[Data items]

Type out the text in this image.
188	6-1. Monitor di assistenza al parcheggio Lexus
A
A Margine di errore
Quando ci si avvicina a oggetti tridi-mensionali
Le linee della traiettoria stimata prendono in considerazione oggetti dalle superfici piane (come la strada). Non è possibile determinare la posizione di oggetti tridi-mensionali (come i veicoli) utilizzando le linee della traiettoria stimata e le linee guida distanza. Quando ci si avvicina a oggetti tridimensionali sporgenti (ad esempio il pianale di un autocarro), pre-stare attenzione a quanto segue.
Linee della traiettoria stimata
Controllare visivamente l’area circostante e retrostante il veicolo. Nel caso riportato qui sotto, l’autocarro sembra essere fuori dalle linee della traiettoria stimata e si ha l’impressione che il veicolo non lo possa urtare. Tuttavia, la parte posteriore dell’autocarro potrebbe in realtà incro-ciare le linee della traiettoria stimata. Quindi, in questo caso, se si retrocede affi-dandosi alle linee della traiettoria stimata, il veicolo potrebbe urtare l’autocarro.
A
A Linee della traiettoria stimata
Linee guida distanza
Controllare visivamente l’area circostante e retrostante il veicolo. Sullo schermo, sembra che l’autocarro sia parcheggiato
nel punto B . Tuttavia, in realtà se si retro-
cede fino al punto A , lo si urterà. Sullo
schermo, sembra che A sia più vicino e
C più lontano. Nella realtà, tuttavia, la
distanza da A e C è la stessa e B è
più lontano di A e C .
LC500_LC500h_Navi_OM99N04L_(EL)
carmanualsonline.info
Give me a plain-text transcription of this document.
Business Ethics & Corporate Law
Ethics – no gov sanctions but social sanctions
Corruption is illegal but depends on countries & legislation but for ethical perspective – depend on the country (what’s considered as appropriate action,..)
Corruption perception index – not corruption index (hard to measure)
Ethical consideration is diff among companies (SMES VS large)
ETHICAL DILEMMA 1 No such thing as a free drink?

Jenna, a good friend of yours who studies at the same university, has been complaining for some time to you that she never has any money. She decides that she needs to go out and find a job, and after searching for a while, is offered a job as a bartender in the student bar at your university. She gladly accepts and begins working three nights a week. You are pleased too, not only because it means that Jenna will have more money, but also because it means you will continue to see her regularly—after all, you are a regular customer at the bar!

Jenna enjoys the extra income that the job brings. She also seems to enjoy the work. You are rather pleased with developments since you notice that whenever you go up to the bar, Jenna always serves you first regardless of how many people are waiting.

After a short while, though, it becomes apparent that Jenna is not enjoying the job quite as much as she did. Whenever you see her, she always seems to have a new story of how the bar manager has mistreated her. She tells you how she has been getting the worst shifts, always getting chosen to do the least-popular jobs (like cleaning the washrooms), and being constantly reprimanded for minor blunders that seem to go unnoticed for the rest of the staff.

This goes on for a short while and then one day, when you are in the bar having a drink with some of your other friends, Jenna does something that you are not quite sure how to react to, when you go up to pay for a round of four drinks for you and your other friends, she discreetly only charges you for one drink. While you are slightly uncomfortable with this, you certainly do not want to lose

**SET EXERCISE**
Retype all the records, matching them exactly.

**WRITTEN RESPONSE**
Type out the text in this image.
188	6-1. Monitor di assistenza al parcheggio Lexus
A
A Margine di errore
Quando ci si avvicina a oggetti tridi-mensionali
Le linee della traiettoria stimata prendono in considerazione oggetti dalle superfici piane (come la strada). Non è possibile determinare la posizione di oggetti tridi-mensionali (come i veicoli) utilizzando le linee della traiettoria stimata e le linee guida distanza. Quando ci si avvicina a oggetti tridimensionali sporgenti (ad esempio il pianale di un autocarro), pre-stare attenzione a quanto segue.
Linee della traiettoria stimata
Controllare visivamente l’area circostante e retrostante il veicolo. Nel caso riportato qui sotto, l’autocarro sembra essere fuori dalle linee della traiettoria stimata e si ha l’impressione che il veicolo non lo possa urtare. Tuttavia, la parte posteriore dell’autocarro potrebbe in realtà incro-ciare le linee della traiettoria stimata. Quindi, in questo caso, se si retrocede affi-dandosi alle linee della traiettoria stimata, il veicolo potrebbe urtare l’autocarro.
A
A Linee della traiettoria stimata
Linee guida distanza
Controllare visivamente l’area circostante e retrostante il veicolo. Sullo schermo, sembra che l’autocarro sia parcheggiato
nel punto B . Tuttavia, in realtà se si retro-
cede fino al punto A , lo si urterà. Sullo
schermo, sembra che A sia più vicino e
C più lontano. Nella realtà, tuttavia, la
distanza da A e C è la stessa e B è
più lontano di A e C .
LC500_LC500h_Navi_OM99N04L_(EL)
carmanualsonline.info
Give me a plain-text transcription of this document.
Business Ethics & Corporate Law
Ethics – no gov sanctions but social sanctions
Corruption is illegal but depends on countries & legislation but for ethical perspective – depend on the country (what’s considered as appropriate action,..)
Corruption perception index – not corruption index (hard to measure)
Ethical consideration is diff among companies (SMES VS large)
ETHICAL DILEMMA 1 No such thing as a free drink?

Jenna, a good friend of yours who studies at the same university, has been complaining for some time to you that she never has any money. She decides that she needs to go out and find a job, and after searching for a while, is offered a job as a bartender in the student bar at your university. She gladly accepts and begins working three nights a week. You are pleased too, not only because it means that Jenna will have more money, but also because it means you will continue to see her regularly—after all, you are a regular customer at the bar!

Jenna enjoys the extra income that the job brings. She also seems to enjoy the work. You are rather pleased with developments since you notice that whenever you go up to the bar, Jenna always serves you first regardless of how many people are waiting.

After a short while, though, it becomes apparent that Jenna is not enjoying the job quite as much as she did. Whenever you see her, she always seems to have a new story of how the bar manager has mistreated her. She tells you how she has been getting the worst shifts, always getting chosen to do the least-popular jobs (like cleaning the washrooms), and being constantly reprimanded for minor blunders that seem to go unnoticed for the rest of the staff.

This goes on for a short while and then one day, when you are in the bar having a drink with some of your other friends, Jenna does something that you are not quite sure how to react to, when you go up to pay for a round of four drinks for you and your other friends, she discreetly only charges you for one drink. While you are slightly uncomfortable with this, you certainly do not want to lose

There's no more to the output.